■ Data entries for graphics
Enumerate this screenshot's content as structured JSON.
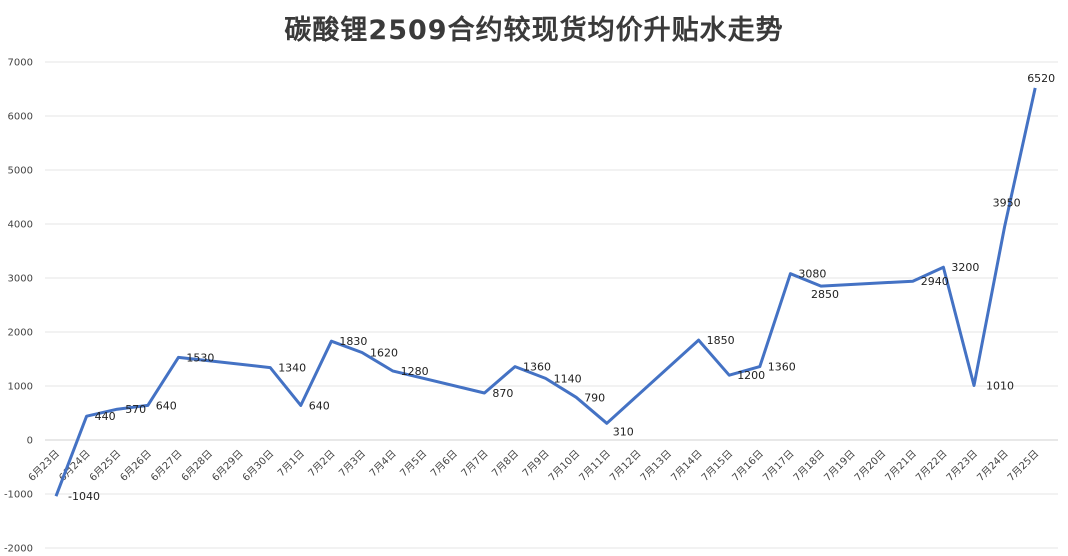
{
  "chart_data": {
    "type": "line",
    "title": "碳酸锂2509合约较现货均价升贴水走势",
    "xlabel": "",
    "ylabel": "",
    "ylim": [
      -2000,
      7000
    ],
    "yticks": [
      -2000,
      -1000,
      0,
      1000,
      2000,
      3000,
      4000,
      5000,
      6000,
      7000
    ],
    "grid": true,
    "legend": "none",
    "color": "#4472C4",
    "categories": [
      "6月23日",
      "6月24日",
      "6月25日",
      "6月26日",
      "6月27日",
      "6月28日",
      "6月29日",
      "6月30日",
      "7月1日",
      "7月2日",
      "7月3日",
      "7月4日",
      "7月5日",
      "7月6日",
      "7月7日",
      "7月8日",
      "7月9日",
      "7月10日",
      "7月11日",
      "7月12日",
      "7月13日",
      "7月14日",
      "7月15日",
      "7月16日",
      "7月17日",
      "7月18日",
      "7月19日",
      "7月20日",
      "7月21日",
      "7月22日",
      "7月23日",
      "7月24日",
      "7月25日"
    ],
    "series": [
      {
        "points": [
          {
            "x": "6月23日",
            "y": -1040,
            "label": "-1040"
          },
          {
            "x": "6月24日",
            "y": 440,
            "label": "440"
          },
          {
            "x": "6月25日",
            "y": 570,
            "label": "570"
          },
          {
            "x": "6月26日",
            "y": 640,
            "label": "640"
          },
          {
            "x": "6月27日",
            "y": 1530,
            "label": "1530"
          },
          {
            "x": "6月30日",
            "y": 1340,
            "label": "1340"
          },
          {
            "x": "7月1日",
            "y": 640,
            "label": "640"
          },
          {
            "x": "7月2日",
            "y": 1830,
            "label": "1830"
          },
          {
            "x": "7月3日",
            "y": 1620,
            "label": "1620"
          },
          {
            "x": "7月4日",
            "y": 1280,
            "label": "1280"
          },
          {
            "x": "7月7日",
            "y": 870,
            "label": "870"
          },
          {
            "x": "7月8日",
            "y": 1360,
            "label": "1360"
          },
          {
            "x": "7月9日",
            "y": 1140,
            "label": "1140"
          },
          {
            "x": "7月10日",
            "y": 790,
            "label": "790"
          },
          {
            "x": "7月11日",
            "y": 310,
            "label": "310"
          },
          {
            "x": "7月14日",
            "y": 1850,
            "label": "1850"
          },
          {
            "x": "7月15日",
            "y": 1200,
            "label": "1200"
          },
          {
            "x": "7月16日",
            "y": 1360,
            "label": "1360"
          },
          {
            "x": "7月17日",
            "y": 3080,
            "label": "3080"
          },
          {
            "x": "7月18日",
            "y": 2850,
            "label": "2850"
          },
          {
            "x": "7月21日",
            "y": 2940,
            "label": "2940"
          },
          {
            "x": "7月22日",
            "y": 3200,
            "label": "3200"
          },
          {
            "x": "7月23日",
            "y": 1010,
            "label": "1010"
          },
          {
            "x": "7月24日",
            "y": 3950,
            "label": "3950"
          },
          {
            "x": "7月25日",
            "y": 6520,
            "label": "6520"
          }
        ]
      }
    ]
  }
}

■ Instructions for the task
Nothing in the entries above should change when they are printed again, except that the pictures are dropped.

■ Answer to the problem
Enumerate this screenshot's content as structured JSON.
{
  "chart_data": {
    "type": "line",
    "title": "碳酸锂2509合约较现货均价升贴水走势",
    "xlabel": "",
    "ylabel": "",
    "ylim": [
      -2000,
      7000
    ],
    "yticks": [
      -2000,
      -1000,
      0,
      1000,
      2000,
      3000,
      4000,
      5000,
      6000,
      7000
    ],
    "grid": true,
    "legend": "none",
    "color": "#4472C4",
    "categories": [
      "6月23日",
      "6月24日",
      "6月25日",
      "6月26日",
      "6月27日",
      "6月28日",
      "6月29日",
      "6月30日",
      "7月1日",
      "7月2日",
      "7月3日",
      "7月4日",
      "7月5日",
      "7月6日",
      "7月7日",
      "7月8日",
      "7月9日",
      "7月10日",
      "7月11日",
      "7月12日",
      "7月13日",
      "7月14日",
      "7月15日",
      "7月16日",
      "7月17日",
      "7月18日",
      "7月19日",
      "7月20日",
      "7月21日",
      "7月22日",
      "7月23日",
      "7月24日",
      "7月25日"
    ],
    "series": [
      {
        "points": [
          {
            "x": "6月23日",
            "y": -1040,
            "label": "-1040"
          },
          {
            "x": "6月24日",
            "y": 440,
            "label": "440"
          },
          {
            "x": "6月25日",
            "y": 570,
            "label": "570"
          },
          {
            "x": "6月26日",
            "y": 640,
            "label": "640"
          },
          {
            "x": "6月27日",
            "y": 1530,
            "label": "1530"
          },
          {
            "x": "6月30日",
            "y": 1340,
            "label": "1340"
          },
          {
            "x": "7月1日",
            "y": 640,
            "label": "640"
          },
          {
            "x": "7月2日",
            "y": 1830,
            "label": "1830"
          },
          {
            "x": "7月3日",
            "y": 1620,
            "label": "1620"
          },
          {
            "x": "7月4日",
            "y": 1280,
            "label": "1280"
          },
          {
            "x": "7月7日",
            "y": 870,
            "label": "870"
          },
          {
            "x": "7月8日",
            "y": 1360,
            "label": "1360"
          },
          {
            "x": "7月9日",
            "y": 1140,
            "label": "1140"
          },
          {
            "x": "7月10日",
            "y": 790,
            "label": "790"
          },
          {
            "x": "7月11日",
            "y": 310,
            "label": "310"
          },
          {
            "x": "7月14日",
            "y": 1850,
            "label": "1850"
          },
          {
            "x": "7月15日",
            "y": 1200,
            "label": "1200"
          },
          {
            "x": "7月16日",
            "y": 1360,
            "label": "1360"
          },
          {
            "x": "7月17日",
            "y": 3080,
            "label": "3080"
          },
          {
            "x": "7月18日",
            "y": 2850,
            "label": "2850"
          },
          {
            "x": "7月21日",
            "y": 2940,
            "label": "2940"
          },
          {
            "x": "7月22日",
            "y": 3200,
            "label": "3200"
          },
          {
            "x": "7月23日",
            "y": 1010,
            "label": "1010"
          },
          {
            "x": "7月24日",
            "y": 3950,
            "label": "3950"
          },
          {
            "x": "7月25日",
            "y": 6520,
            "label": "6520"
          }
        ]
      }
    ]
  }
}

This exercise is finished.